Job: Return a copy of every line in the records that includes the word "FUNCTION".

Input rows:
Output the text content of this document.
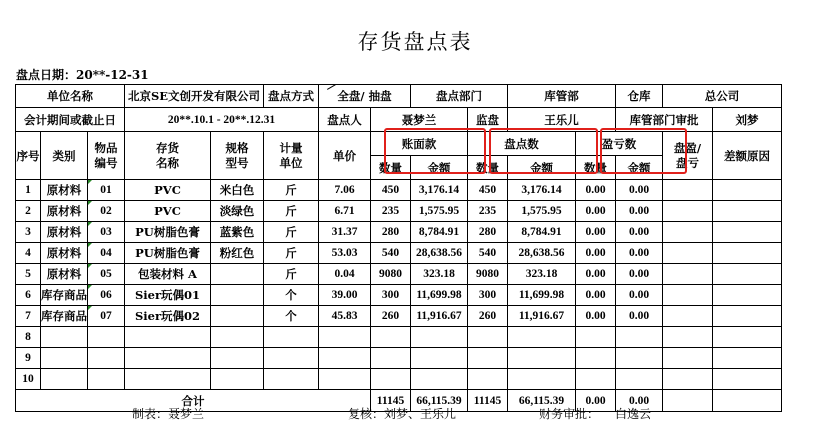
存货盘点表
盘点日期：20**-12-31
单位名称			北京SE文创开发有限公司		盘点方式	全盘/ 抽盘		盘点部门		库管部		仓库	总公司	
会计期间或截止日			20**.10.1 - 20**.12.31			盘点人	聂梦兰		监盘	王乐儿		库管部门审批		刘梦
序号	类别	物品编号	存货名称	规格型号	计量单位	单价	账面款		盘点数		盈亏数		盘盈/盘亏	差额原因
							数量	金额	数量	金额	数量	金额		
1	原材料	01	PVC	米白色	斤	7.06	450	3,176.14	450	3,176.14	0.00	0.00		
2	原材料	02	PVC	淡绿色	斤	6.71	235	1,575.95	235	1,575.95	0.00	0.00		
3	原材料	03	PU树脂色膏	蓝紫色	斤	31.37	280	8,784.91	280	8,784.91	0.00	0.00		
4	原材料	04	PU树脂色膏	粉红色	斤	53.03	540	28,638.56	540	28,638.56	0.00	0.00		
5	原材料	05	包装材料 A		斤	0.04	9080	323.18	9080	323.18	0.00	0.00		
6	库存商品	06	Sier玩偶01		个	39.00	300	11,699.98	300	11,699.98	0.00	0.00		
7	库存商品	07	Sier玩偶02		个	45.83	260	11,916.67	260	11,916.67	0.00	0.00		
8														
9														
10														
合计							11145	66,115.39	11145	66,115.39	0.00	0.00		
制表：聂梦兰	复核：刘梦、王乐儿	财务审批： 白逸云
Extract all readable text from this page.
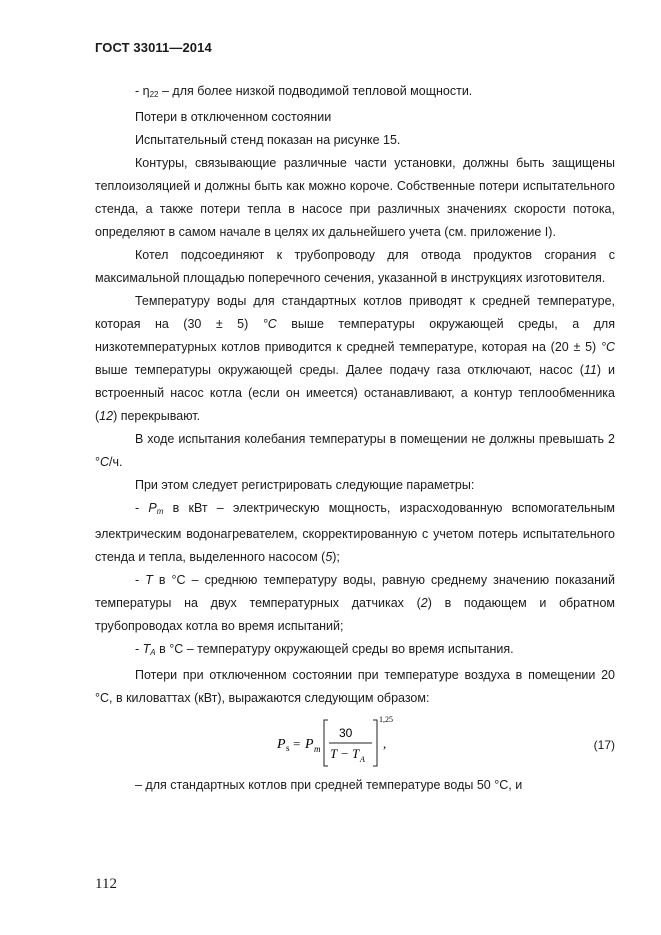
ГОСТ 33011—2014

- $\eta_{22}$ – для более низкой подводимой тепловой мощности.

Потери в отключенном состоянии

Испытательный стенд показан на рисунке 15.

Контуры, связывающие различные части установки, должны быть защищены теплоизоляцией и должны быть как можно короче. Собственные потери испытательного стенда, а также потери тепла в насосе при различных значениях скорости потока, определяют в самом начале в целях их дальнейшего учета (см. приложение I).

Котел подсоединяют к трубопроводу для отвода продуктов сгорания с максимальной площадью поперечного сечения, указанной в инструкциях изготовителя.

Температуру воды для стандартных котлов приводят к средней температуре, которая на (30 ± 5) °C выше температуры окружающей среды, а для низкотемпературных котлов приводится к средней температуре, которая на (20 ± 5) °C выше температуры окружающей среды. Далее подачу газа отключают, насос (11) и встроенный насос котла (если он имеется) останавливают, а контур теплообменника (12) перекрывают.

В ходе испытания колебания температуры в помещении не должны превышать 2 °C/ч.

При этом следует регистрировать следующие параметры:

- $P_m$ в кВт – электрическую мощность, израсходованную вспомогательным электрическим водонагревателем, скорректированную с учетом потерь испытательного стенда и тепла, выделенного насосом (5);

- T в °C – среднюю температуру воды, равную среднему значению показаний температуры на двух температурных датчиках (2) в подающем и обратном трубопроводах котла во время испытаний;

- $T_A$ в °С – температуру окружающей среды во время испытания.

Потери при отключенном состоянии при температуре воздуха в помещении 20 °С, в киловаттах (кВт), выражаются следующим образом:

P s = P m
30
T − T A
1,25
,	(17)

– для стандартных котлов при средней температуре воды 50 °С, и

112
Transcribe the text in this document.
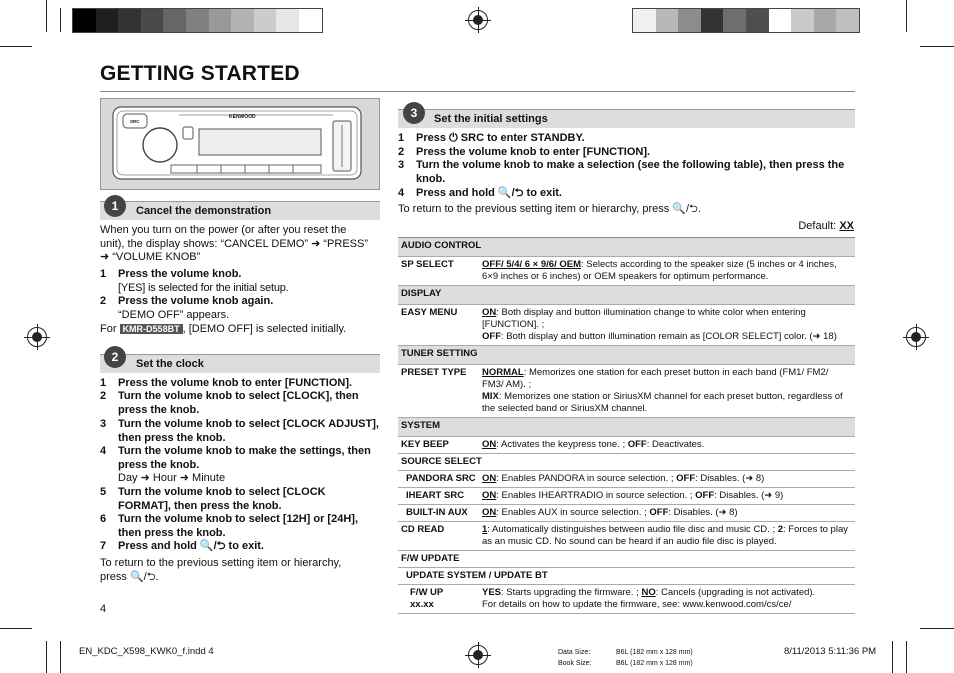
GETTING STARTED
KENWOOD
SRC
Cancel the demonstration
1
When you turn on the power (or after you reset the unit), the display shows: “CANCEL DEMO” ➜ “PRESS” ➜ “VOLUME KNOB”
1 Press the volume knob.
[YES] is selected for the initial setup.
2 Press the volume knob again.
“DEMO OFF” appears.
For KMR-D558BT , [DEMO OFF] is selected initially.
Set the clock
2
1 Press the volume knob to enter [FUNCTION].
2 Turn the volume knob to select [CLOCK], then press the knob.
3 Turn the volume knob to select [CLOCK ADJUST], then press the knob.
4 Turn the volume knob to make the settings, then press the knob.
Day ➜ Hour ➜ Minute
5 Turn the volume knob to select [CLOCK FORMAT], then press the knob.
6 Turn the volume knob to select [12H] or [24H], then press the knob.
7 Press and hold 🔍/⮌ to exit.
To return to the previous setting item or hierarchy, press 🔍/⮌.
4
Set the initial settings
3
1 Press ⏻ SRC to enter STANDBY.
2 Press the volume knob to enter [FUNCTION].
3 Turn the volume knob to make a selection (see the following table), then press the knob.
4 Press and hold 🔍/⮌ to exit.
To return to the previous setting item or hierarchy, press 🔍/⮌.
Default: XX
AUDIO CONTROL	
SP SELECT	OFF/ 5/4/ 6 × 9/6/ OEM: Selects according to the speaker size (5 inches or 4 inches, 6×9 inches or 6 inches) or OEM speakers for optimum performance.
DISPLAY	
EASY MENU	ON: Both display and button illumination change to white color when entering [FUNCTION]. ;
OFF: Both display and button illumination remain as [COLOR SELECT] color. (➜ 18)
TUNER SETTING	
PRESET TYPE	NORMAL: Memorizes one station for each preset button in each band (FM1/ FM2/ FM3/ AM). ;
MIX: Memorizes one station or SiriusXM channel for each preset button, regardless of the selected band or SiriusXM channel.
SYSTEM	
KEY BEEP	ON: Activates the keypress tone. ; OFF: Deactivates.
SOURCE SELECT	
PANDORA SRC	ON: Enables PANDORA in source selection. ; OFF: Disables. (➜ 8)
IHEART SRC	ON: Enables IHEARTRADIO in source selection. ; OFF: Disables. (➜ 9)
BUILT-IN AUX	ON: Enables AUX in source selection. ; OFF: Disables. (➜ 8)
CD READ	1: Automatically distinguishes between audio file disc and music CD. ; 2: Forces to play as an music CD. No sound can be heard if an audio file disc is played.
F/W UPDATE	
UPDATE SYSTEM / UPDATE BT	
F/W UP
xx.xx	YES: Starts upgrading the firmware. ; NO: Cancels (upgrading is not activated).
For details on how to update the firmware, see: www.kenwood.com/cs/ce/
EN_KDC_X598_KWK0_f.indd 4	Data Size:	B6L (182 mm x 128 mm)
Book Size:	B6L (182 mm x 128 mm)
8/11/2013 5:11:36 PM
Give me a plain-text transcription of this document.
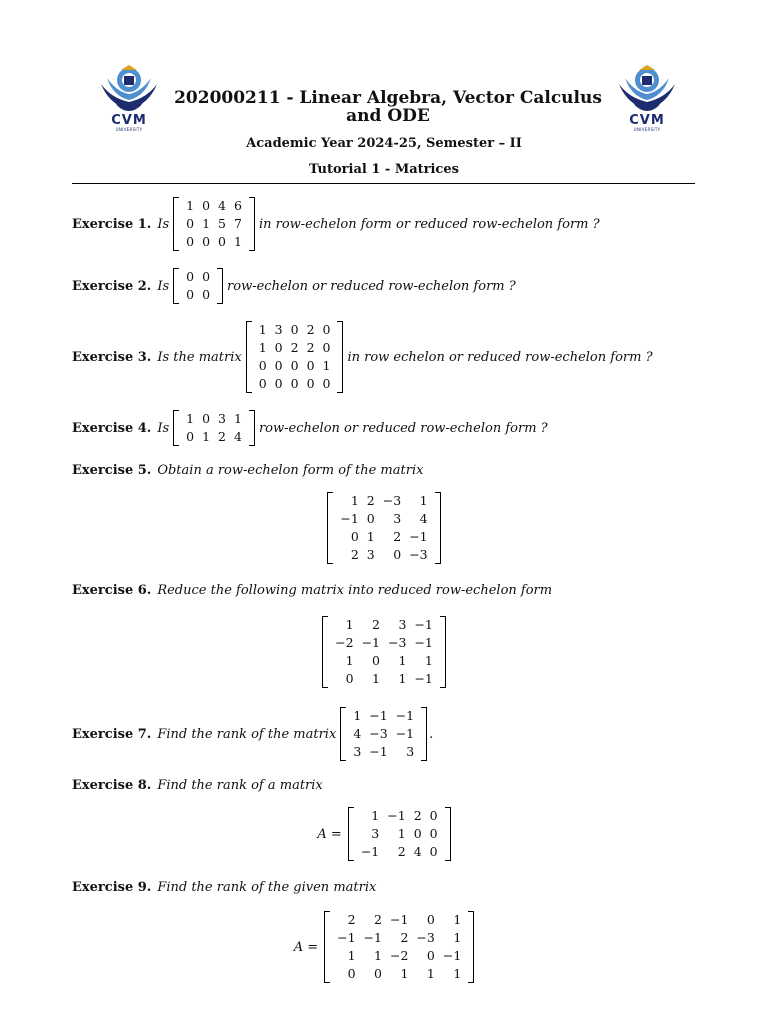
CVM
UNIVERSITY
CVM
UNIVERSITY
202000211 - Linear Algebra, Vector Calculus and ODE
Academic Year 2024-25, Semester – II
Tutorial 1 - Matrices
Exercise 1. Is
1	0	4	6
0	1	5	7
0	0	0	1
in row-echelon form or reduced row-echelon form ?
Exercise 2. Is
0	0
0	0
row-echelon or reduced row-echelon form ?
Exercise 3. Is the matrix
1	3	0	2	0
1	0	2	2	0
0	0	0	0	1
0	0	0	0	0
in row echelon or reduced row-echelon form ?
Exercise 4. Is
1	0	3	1
0	1	2	4
row-echelon or reduced row-echelon form ?
Exercise 5. Obtain a row-echelon form of the matrix
1	2	−3	1
−1	0	3	4
0	1	2	−1
2	3	0	−3
Exercise 6. Reduce the following matrix into reduced row-echelon form
1	2	3	−1
−2	−1	−3	−1
1	0	1	1
0	1	1	−1
Exercise 7. Find the rank of the matrix
1	−1	−1
4	−3	−1
3	−1	3
.
Exercise 8. Find the rank of a matrix
A =
1	−1	2	0
3	1	0	0
−1	2	4	0
Exercise 9. Find the rank of the given matrix
A =
2	2	−1	0	1
−1	−1	2	−3	1
1	1	−2	0	−1
0	0	1	1	1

Response to this task:
1 Press the volume knob to enter [FUNCTION].
2 Press the volume knob to enter [FUNCTION].
EASY MENU	ON: Both display and button illumination change to white color when entering [FUNCTION]. ;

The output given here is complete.